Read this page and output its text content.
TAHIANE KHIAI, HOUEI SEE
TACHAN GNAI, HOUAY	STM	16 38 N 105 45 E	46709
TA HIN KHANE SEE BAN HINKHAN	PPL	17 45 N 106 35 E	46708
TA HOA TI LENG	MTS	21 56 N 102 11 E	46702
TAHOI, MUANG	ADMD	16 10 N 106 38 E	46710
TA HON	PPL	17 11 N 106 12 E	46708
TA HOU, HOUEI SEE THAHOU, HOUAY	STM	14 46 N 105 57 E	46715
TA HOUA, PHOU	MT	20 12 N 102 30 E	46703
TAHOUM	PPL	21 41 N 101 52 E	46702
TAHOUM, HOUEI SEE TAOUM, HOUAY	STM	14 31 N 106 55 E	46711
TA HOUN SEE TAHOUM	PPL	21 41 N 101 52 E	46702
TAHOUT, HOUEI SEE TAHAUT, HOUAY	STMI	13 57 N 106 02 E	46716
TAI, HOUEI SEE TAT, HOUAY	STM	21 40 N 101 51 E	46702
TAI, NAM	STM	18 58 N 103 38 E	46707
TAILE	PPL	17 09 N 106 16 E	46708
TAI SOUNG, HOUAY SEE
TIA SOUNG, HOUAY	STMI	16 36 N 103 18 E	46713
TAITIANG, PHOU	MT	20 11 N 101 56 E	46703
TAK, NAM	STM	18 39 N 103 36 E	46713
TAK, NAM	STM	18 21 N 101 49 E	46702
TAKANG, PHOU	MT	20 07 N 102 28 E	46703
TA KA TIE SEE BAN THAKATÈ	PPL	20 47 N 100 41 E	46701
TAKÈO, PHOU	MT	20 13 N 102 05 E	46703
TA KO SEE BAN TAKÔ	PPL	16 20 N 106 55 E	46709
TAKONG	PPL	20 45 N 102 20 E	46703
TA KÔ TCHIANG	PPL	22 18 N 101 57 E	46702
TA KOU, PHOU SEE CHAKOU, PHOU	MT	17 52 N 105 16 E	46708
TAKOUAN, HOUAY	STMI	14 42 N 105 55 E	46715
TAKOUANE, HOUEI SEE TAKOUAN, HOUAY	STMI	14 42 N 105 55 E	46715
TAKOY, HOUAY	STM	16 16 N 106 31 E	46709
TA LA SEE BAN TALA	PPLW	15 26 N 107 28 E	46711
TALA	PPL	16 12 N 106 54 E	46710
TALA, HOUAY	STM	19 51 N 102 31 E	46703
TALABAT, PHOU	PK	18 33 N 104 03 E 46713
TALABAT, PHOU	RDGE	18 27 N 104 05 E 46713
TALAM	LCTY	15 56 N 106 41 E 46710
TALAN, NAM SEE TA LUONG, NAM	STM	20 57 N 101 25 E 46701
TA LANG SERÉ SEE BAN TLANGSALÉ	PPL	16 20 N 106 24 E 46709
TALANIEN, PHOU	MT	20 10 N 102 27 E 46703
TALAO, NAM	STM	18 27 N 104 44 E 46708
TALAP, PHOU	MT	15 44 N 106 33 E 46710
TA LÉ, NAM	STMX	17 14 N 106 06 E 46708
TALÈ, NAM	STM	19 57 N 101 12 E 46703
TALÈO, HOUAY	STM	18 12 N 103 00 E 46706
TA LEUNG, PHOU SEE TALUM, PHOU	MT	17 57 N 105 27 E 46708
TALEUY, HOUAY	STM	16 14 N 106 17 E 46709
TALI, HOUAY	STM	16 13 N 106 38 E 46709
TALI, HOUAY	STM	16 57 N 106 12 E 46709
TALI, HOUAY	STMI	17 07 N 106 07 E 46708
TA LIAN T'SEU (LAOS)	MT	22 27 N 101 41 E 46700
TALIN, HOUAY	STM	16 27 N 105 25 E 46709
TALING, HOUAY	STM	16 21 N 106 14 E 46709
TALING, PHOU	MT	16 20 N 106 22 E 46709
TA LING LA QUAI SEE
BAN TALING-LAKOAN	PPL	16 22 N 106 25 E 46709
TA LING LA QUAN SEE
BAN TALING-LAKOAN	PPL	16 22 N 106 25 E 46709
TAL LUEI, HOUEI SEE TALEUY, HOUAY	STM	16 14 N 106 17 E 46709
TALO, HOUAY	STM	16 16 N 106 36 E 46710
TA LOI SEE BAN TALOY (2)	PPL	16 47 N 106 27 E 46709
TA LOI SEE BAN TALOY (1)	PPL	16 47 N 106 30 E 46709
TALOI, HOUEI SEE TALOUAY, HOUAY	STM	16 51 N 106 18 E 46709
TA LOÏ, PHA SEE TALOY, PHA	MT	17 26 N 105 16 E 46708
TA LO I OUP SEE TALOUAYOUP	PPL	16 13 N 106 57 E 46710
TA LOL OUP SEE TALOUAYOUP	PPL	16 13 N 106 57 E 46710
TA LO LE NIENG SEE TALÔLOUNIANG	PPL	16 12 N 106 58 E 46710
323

========

* INSTRUCTION:
Write out the records above again, keeping each one identical to the original.

* TASK RESULT:
Read this page and output its text content.
TAHIANE KHIAI, HOUEI SEE
TACHAN GNAI, HOUAY	STM	16 38 N 105 45 E	46709
TA HIN KHANE SEE BAN HINKHAN	PPL	17 45 N 106 35 E	46708
TA HOA TI LENG	MTS	21 56 N 102 11 E	46702
TAHOI, MUANG	ADMD	16 10 N 106 38 E	46710
TA HON	PPL	17 11 N 106 12 E	46708
TA HOU, HOUEI SEE THAHOU, HOUAY	STM	14 46 N 105 57 E	46715
TA HOUA, PHOU	MT	20 12 N 102 30 E	46703
TAHOUM	PPL	21 41 N 101 52 E	46702
TAHOUM, HOUEI SEE TAOUM, HOUAY	STM	14 31 N 106 55 E	46711
TA HOUN SEE TAHOUM	PPL	21 41 N 101 52 E	46702
TAHOUT, HOUEI SEE TAHAUT, HOUAY	STMI	13 57 N 106 02 E	46716
TAI, HOUEI SEE TAT, HOUAY	STM	21 40 N 101 51 E	46702
TAI, NAM	STM	18 58 N 103 38 E	46707
TAILE	PPL	17 09 N 106 16 E	46708
TAI SOUNG, HOUAY SEE
TIA SOUNG, HOUAY	STMI	16 36 N 103 18 E	46713
TAITIANG, PHOU	MT	20 11 N 101 56 E	46703
TAK, NAM	STM	18 39 N 103 36 E	46713
TAK, NAM	STM	18 21 N 101 49 E	46702
TAKANG, PHOU	MT	20 07 N 102 28 E	46703
TA KA TIE SEE BAN THAKATÈ	PPL	20 47 N 100 41 E	46701
TAKÈO, PHOU	MT	20 13 N 102 05 E	46703
TA KO SEE BAN TAKÔ	PPL	16 20 N 106 55 E	46709
TAKONG	PPL	20 45 N 102 20 E	46703
TA KÔ TCHIANG	PPL	22 18 N 101 57 E	46702
TA KOU, PHOU SEE CHAKOU, PHOU	MT	17 52 N 105 16 E	46708
TAKOUAN, HOUAY	STMI	14 42 N 105 55 E	46715
TAKOUANE, HOUEI SEE TAKOUAN, HOUAY	STMI	14 42 N 105 55 E	46715
TAKOY, HOUAY	STM	16 16 N 106 31 E	46709
TA LA SEE BAN TALA	PPLW	15 26 N 107 28 E	46711
TALA	PPL	16 12 N 106 54 E	46710
TALA, HOUAY	STM	19 51 N 102 31 E	46703
TALABAT, PHOU	PK	18 33 N 104 03 E 46713
TALABAT, PHOU	RDGE	18 27 N 104 05 E 46713
TALAM	LCTY	15 56 N 106 41 E 46710
TALAN, NAM SEE TA LUONG, NAM	STM	20 57 N 101 25 E 46701
TA LANG SERÉ SEE BAN TLANGSALÉ	PPL	16 20 N 106 24 E 46709
TALANIEN, PHOU	MT	20 10 N 102 27 E 46703
TALAO, NAM	STM	18 27 N 104 44 E 46708
TALAP, PHOU	MT	15 44 N 106 33 E 46710
TA LÉ, NAM	STMX	17 14 N 106 06 E 46708
TALÈ, NAM	STM	19 57 N 101 12 E 46703
TALÈO, HOUAY	STM	18 12 N 103 00 E 46706
TA LEUNG, PHOU SEE TALUM, PHOU	MT	17 57 N 105 27 E 46708
TALEUY, HOUAY	STM	16 14 N 106 17 E 46709
TALI, HOUAY	STM	16 13 N 106 38 E 46709
TALI, HOUAY	STM	16 57 N 106 12 E 46709
TALI, HOUAY	STMI	17 07 N 106 07 E 46708
TA LIAN T'SEU (LAOS)	MT	22 27 N 101 41 E 46700
TALIN, HOUAY	STM	16 27 N 105 25 E 46709
TALING, HOUAY	STM	16 21 N 106 14 E 46709
TALING, PHOU	MT	16 20 N 106 22 E 46709
TA LING LA QUAI SEE
BAN TALING-LAKOAN	PPL	16 22 N 106 25 E 46709
TA LING LA QUAN SEE
BAN TALING-LAKOAN	PPL	16 22 N 106 25 E 46709
TAL LUEI, HOUEI SEE TALEUY, HOUAY	STM	16 14 N 106 17 E 46709
TALO, HOUAY	STM	16 16 N 106 36 E 46710
TA LOI SEE BAN TALOY (2)	PPL	16 47 N 106 27 E 46709
TA LOI SEE BAN TALOY (1)	PPL	16 47 N 106 30 E 46709
TALOI, HOUEI SEE TALOUAY, HOUAY	STM	16 51 N 106 18 E 46709
TA LOÏ, PHA SEE TALOY, PHA	MT	17 26 N 105 16 E 46708
TA LO I OUP SEE TALOUAYOUP	PPL	16 13 N 106 57 E 46710
TA LOL OUP SEE TALOUAYOUP	PPL	16 13 N 106 57 E 46710
TA LO LE NIENG SEE TALÔLOUNIANG	PPL	16 12 N 106 58 E 46710
323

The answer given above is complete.